→ Material shown
* BEGIN *
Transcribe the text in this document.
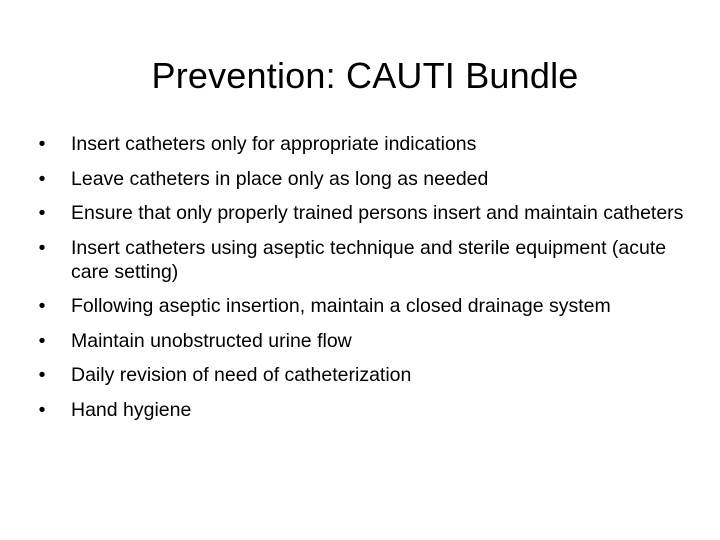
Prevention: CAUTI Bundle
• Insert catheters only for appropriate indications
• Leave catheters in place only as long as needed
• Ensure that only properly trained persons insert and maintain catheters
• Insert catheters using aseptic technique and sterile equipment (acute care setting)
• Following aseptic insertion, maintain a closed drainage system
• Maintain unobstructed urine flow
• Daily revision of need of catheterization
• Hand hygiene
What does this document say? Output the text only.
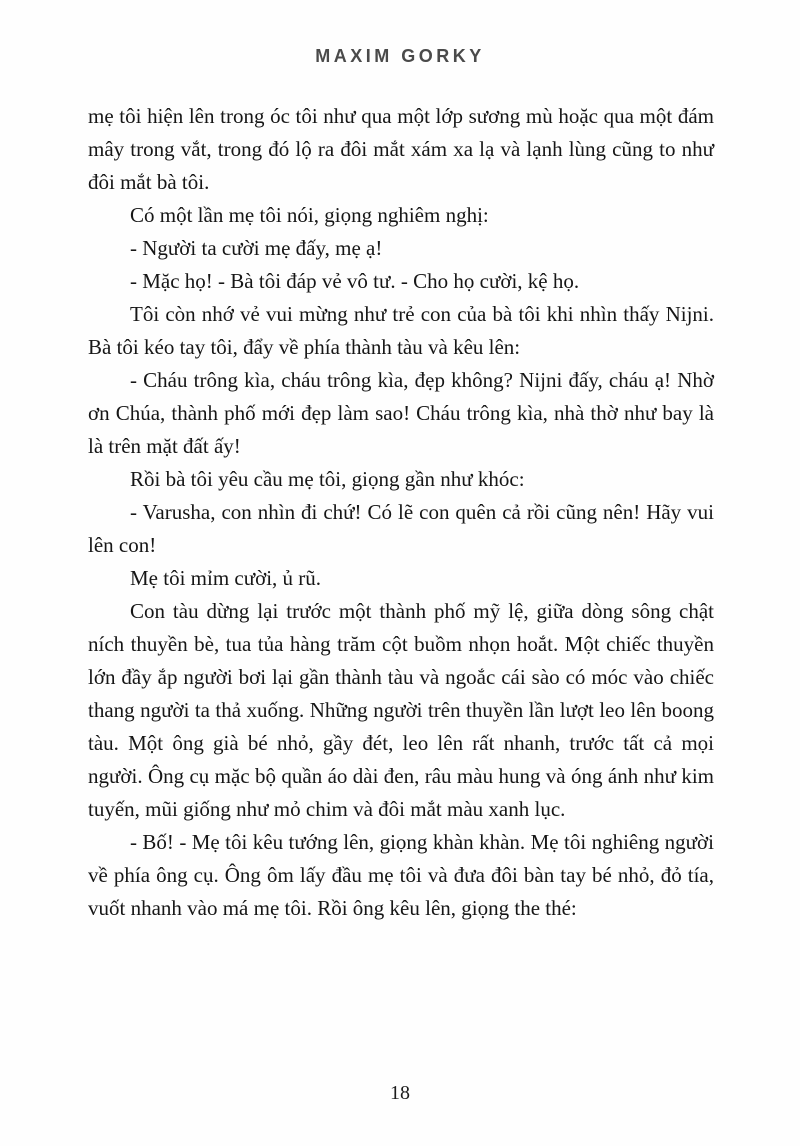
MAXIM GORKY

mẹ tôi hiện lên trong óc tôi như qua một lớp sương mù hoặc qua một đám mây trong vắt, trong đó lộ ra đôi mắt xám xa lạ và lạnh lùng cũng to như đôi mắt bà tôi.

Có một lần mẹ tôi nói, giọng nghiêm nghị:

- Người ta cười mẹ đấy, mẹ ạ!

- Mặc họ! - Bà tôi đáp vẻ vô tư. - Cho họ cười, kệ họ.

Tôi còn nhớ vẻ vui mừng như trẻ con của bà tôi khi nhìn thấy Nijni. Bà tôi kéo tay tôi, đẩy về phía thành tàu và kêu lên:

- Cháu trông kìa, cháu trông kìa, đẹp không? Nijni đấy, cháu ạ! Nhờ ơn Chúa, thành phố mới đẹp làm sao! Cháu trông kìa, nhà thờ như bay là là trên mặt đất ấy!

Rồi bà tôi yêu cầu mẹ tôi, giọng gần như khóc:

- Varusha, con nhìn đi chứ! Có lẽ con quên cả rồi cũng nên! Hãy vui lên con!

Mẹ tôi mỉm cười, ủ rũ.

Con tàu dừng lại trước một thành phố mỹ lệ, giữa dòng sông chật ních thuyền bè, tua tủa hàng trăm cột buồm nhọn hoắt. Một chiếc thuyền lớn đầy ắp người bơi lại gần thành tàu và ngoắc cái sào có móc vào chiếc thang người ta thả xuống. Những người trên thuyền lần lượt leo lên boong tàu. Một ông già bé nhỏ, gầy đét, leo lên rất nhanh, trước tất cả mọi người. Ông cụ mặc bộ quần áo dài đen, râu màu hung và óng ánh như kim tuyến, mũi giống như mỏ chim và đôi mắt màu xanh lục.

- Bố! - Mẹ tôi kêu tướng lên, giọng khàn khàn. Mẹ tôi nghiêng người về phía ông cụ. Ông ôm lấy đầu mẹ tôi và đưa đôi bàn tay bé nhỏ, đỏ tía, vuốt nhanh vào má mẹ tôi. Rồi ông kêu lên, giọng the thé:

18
* END *
* BEGIN *
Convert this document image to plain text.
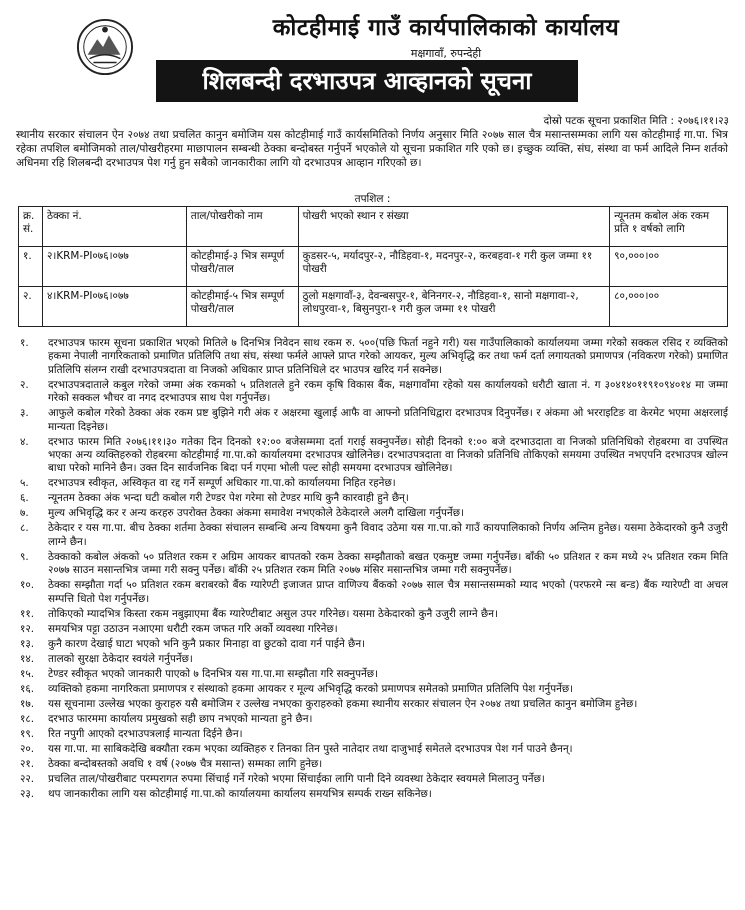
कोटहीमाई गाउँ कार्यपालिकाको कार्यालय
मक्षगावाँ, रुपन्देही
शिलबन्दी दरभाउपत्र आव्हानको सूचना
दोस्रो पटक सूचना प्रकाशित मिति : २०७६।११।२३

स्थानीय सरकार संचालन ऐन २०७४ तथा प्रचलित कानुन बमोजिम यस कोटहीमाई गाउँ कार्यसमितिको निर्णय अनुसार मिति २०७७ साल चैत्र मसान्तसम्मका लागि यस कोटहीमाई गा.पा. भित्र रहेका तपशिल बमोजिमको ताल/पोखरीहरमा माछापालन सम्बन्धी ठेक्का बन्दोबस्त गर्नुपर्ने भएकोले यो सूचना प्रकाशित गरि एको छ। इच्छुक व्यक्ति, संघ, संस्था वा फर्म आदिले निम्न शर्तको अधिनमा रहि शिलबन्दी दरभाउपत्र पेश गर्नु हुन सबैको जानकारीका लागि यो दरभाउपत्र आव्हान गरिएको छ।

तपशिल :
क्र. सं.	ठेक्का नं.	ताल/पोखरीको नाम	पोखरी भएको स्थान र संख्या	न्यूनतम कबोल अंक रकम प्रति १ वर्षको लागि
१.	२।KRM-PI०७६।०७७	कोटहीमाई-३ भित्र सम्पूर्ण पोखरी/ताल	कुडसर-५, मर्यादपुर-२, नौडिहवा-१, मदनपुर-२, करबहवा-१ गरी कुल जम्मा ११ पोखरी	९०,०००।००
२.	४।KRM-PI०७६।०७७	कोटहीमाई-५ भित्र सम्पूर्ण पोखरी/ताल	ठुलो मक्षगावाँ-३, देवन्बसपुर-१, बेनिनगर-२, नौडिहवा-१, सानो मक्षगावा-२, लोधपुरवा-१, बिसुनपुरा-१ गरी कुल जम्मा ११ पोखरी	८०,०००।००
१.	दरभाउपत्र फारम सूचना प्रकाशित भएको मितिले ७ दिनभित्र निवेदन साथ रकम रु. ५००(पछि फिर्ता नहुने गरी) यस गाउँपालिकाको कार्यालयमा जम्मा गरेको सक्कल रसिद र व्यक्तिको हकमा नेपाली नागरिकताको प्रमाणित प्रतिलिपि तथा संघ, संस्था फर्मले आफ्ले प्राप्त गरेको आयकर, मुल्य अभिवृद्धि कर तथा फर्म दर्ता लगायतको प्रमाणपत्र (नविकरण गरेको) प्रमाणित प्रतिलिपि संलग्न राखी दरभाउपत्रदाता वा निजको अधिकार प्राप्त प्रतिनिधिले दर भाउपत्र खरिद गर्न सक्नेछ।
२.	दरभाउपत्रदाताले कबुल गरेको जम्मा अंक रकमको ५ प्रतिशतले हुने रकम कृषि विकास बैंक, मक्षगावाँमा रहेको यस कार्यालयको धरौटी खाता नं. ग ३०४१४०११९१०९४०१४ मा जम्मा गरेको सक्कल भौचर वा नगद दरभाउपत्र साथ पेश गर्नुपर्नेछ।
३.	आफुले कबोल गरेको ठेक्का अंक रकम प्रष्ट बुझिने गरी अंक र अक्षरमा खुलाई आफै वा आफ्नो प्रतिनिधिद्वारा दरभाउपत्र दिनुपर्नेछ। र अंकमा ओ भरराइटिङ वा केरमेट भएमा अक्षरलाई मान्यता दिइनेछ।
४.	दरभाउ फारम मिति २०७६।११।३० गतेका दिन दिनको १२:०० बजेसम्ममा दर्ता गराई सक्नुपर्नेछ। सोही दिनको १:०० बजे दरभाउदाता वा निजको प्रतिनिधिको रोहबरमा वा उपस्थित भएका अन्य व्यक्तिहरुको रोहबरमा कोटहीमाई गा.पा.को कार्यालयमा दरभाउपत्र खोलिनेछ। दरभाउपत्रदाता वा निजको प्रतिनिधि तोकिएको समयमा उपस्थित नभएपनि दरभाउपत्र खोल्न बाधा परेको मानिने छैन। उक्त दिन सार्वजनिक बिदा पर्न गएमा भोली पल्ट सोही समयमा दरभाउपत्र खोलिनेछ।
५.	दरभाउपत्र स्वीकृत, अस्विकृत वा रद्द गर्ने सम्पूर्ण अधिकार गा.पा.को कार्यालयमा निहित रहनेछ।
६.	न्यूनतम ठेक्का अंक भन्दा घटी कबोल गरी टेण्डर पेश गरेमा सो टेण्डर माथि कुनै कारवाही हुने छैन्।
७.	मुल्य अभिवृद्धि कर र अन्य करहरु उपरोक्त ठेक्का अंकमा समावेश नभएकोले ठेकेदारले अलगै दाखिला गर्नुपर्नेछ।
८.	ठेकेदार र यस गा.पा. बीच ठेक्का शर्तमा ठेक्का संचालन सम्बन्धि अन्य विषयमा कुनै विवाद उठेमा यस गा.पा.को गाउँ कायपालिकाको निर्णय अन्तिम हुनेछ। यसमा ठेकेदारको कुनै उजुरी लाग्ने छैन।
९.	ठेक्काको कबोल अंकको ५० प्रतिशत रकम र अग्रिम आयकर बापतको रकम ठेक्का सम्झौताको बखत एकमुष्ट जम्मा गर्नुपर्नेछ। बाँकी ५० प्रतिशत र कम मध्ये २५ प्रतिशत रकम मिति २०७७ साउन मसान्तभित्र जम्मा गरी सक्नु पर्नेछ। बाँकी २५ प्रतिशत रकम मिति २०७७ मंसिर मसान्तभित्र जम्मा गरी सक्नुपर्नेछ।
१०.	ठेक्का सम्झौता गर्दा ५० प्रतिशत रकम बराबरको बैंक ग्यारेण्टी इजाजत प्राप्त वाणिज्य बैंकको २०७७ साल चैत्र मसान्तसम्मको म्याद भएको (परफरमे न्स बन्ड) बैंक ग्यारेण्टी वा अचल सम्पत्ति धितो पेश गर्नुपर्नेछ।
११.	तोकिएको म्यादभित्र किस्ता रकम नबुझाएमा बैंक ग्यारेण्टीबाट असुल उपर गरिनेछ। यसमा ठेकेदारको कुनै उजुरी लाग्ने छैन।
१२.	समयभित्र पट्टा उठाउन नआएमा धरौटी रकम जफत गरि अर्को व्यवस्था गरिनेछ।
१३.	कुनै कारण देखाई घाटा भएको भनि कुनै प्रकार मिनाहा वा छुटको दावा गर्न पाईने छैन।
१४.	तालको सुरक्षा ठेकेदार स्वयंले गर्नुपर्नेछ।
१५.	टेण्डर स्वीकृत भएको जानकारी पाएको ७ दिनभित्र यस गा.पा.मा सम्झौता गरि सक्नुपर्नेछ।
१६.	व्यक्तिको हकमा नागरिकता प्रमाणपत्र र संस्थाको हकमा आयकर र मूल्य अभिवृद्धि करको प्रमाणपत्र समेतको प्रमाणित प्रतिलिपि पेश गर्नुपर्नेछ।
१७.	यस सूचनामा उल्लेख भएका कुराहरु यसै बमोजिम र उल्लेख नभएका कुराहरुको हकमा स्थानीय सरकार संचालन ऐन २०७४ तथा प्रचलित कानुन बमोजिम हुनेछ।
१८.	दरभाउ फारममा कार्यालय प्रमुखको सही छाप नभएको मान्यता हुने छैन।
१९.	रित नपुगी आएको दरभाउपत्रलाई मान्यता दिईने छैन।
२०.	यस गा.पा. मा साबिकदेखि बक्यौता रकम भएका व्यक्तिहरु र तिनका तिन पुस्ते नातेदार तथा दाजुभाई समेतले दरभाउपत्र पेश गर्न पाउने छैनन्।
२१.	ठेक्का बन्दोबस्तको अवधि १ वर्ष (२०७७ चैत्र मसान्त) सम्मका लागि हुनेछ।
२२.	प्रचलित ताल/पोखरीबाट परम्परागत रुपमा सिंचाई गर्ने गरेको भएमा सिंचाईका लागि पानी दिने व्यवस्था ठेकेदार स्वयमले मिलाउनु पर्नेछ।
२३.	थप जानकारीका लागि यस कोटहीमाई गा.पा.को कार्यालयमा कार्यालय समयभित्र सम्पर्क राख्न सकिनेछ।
* END *
→ Required task
Filter for "only". Return all lines that hold it.

→ Answer to the exercise
• Insert catheters only for appropriate indications
• Leave catheters in place only as long as needed
• Ensure that only properly trained persons insert and maintain catheters
What does this document say? Output the text only.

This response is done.